▶ **MATERIAL FOR THIS TASK**
#####

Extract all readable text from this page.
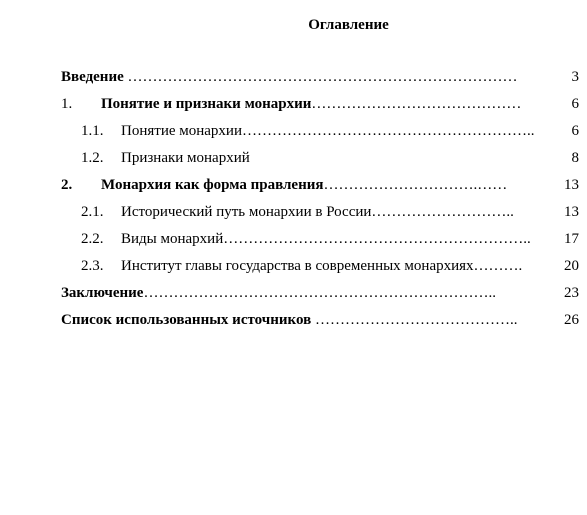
Оглавление
Введение ……………………………………………………………………	3
1. Понятие и признаки монархии……………………………………	6
1.1. Понятие монархии………………………………………………….. 6
1.2. Признаки монархий	8
2. Монархия как форма правления………………………….……	13
2.1. Исторический путь монархии в России………………………..	13
2.2. Виды монархий…………………………………………………….. 17
2.3. Институт главы государства в современных монархиях……….	20
Заключение……………………………………………………………..	23
Список использованных источников …………………………………..	26
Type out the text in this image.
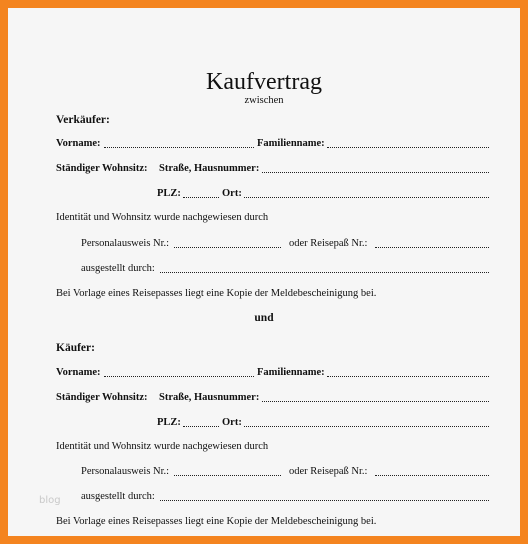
Kaufvertrag
zwischen
Verkäufer:
Vorname:	Familienname:
Ständiger Wohnsitz: Straße, Hausnummer:
PLZ:	Ort:
Identität und Wohnsitz wurde nachgewiesen durch
Personalausweis Nr.:	oder Reisepaß Nr.:
ausgestellt durch:
Bei Vorlage eines Reisepasses liegt eine Kopie der Meldebescheinigung bei.
und
Käufer:
Vorname:	Familienname:
Ständiger Wohnsitz: Straße, Hausnummer:
PLZ:	Ort:
Identität und Wohnsitz wurde nachgewiesen durch
Personalausweis Nr.:	oder Reisepaß Nr.:
ausgestellt durch:
Bei Vorlage eines Reisepasses liegt eine Kopie der Meldebescheinigung bei.
blog
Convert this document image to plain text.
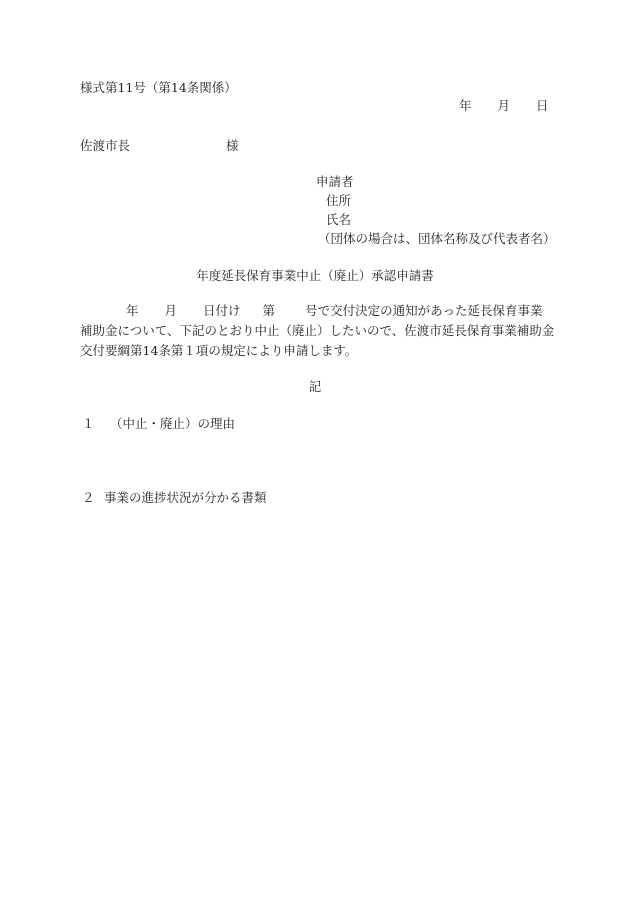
様式第11号（第14条関係）
年 月 日
佐渡市長	様
申請者
住所
氏名
（団体の場合は、団体名称及び代表者名）
年度延長保育事業中止（廃止）承認申請書
年 月 日付け 第 号で交付決定の通知があった延長保育事業
補助金について、下記のとおり中止（廃止）したいので、佐渡市延長保育事業補助金
交付要綱第14条第１項の規定により申請します。
記
１ （中止・廃止）の理由
２ 事業の進捗状況が分かる書類
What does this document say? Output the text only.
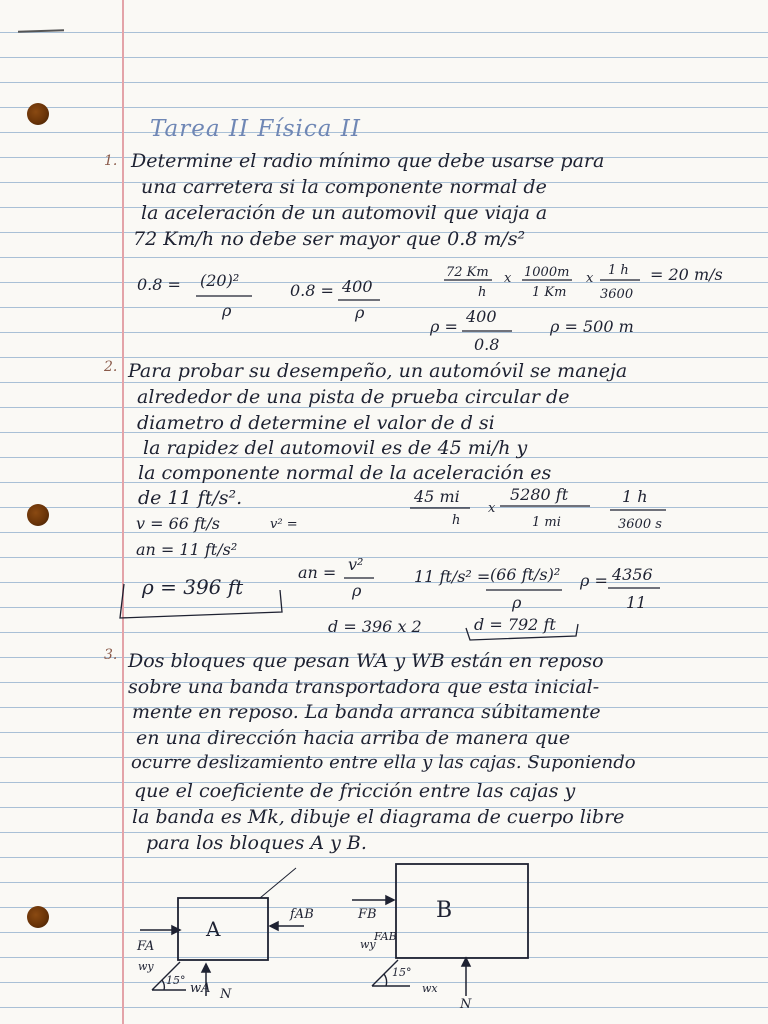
Tarea II Física II
1. Determine el radio mínimo que debe usarse para
una carretera si la componente normal de
la aceleración de un automovil que viaja a
72 Km/h no debe ser mayor que 0.8 m/s²
0.8 = (20)²
ρ
0.8 = 400
ρ
72 Km
h
x 1000m
1 Km
x
1 h
3600
= 20 m/s
ρ =
400
0.8
ρ = 500 m
2. Para probar su desempeño, un automóvil se maneja
alrededor de una pista de prueba circular de
diametro d determine el valor de d si
la rapidez del automovil es de 45 mi/h y
la componente normal de la aceleración es
de 11 ft/s².
v = 66 ft/s	v² =
an = 11 ft/s²
ρ = 396 ft
45 mi
h
x
5280 ft
1 mi
1 h
3600 s
an = v²
ρ
11 ft/s² = (66 ft/s)²
ρ
ρ = 4356
11
d = 396 x 2	d = 792 ft
3. Dos bloques que pesan WA y WB están en reposo
sobre una banda transportadora que esta inicial-
mente en reposo. La banda arranca súbitamente
en una dirección hacia arriba de manera que
ocurre deslizamiento entre ella y las cajas. Suponiendo
que el coeficiente de fricción entre las cajas y
la banda es Mk, dibuje el diagrama de cuerpo libre
para los bloques A y B.
A
B
fAB
FA
wy
15°
wA N
FB
wy
FAB
15°
wx
N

#####

▶ **WHAT YOU NEED TO DO**
Count the lines that hold the string "normal", and reply with that number alone.

▶ **EXERCISE OUTPUT**
2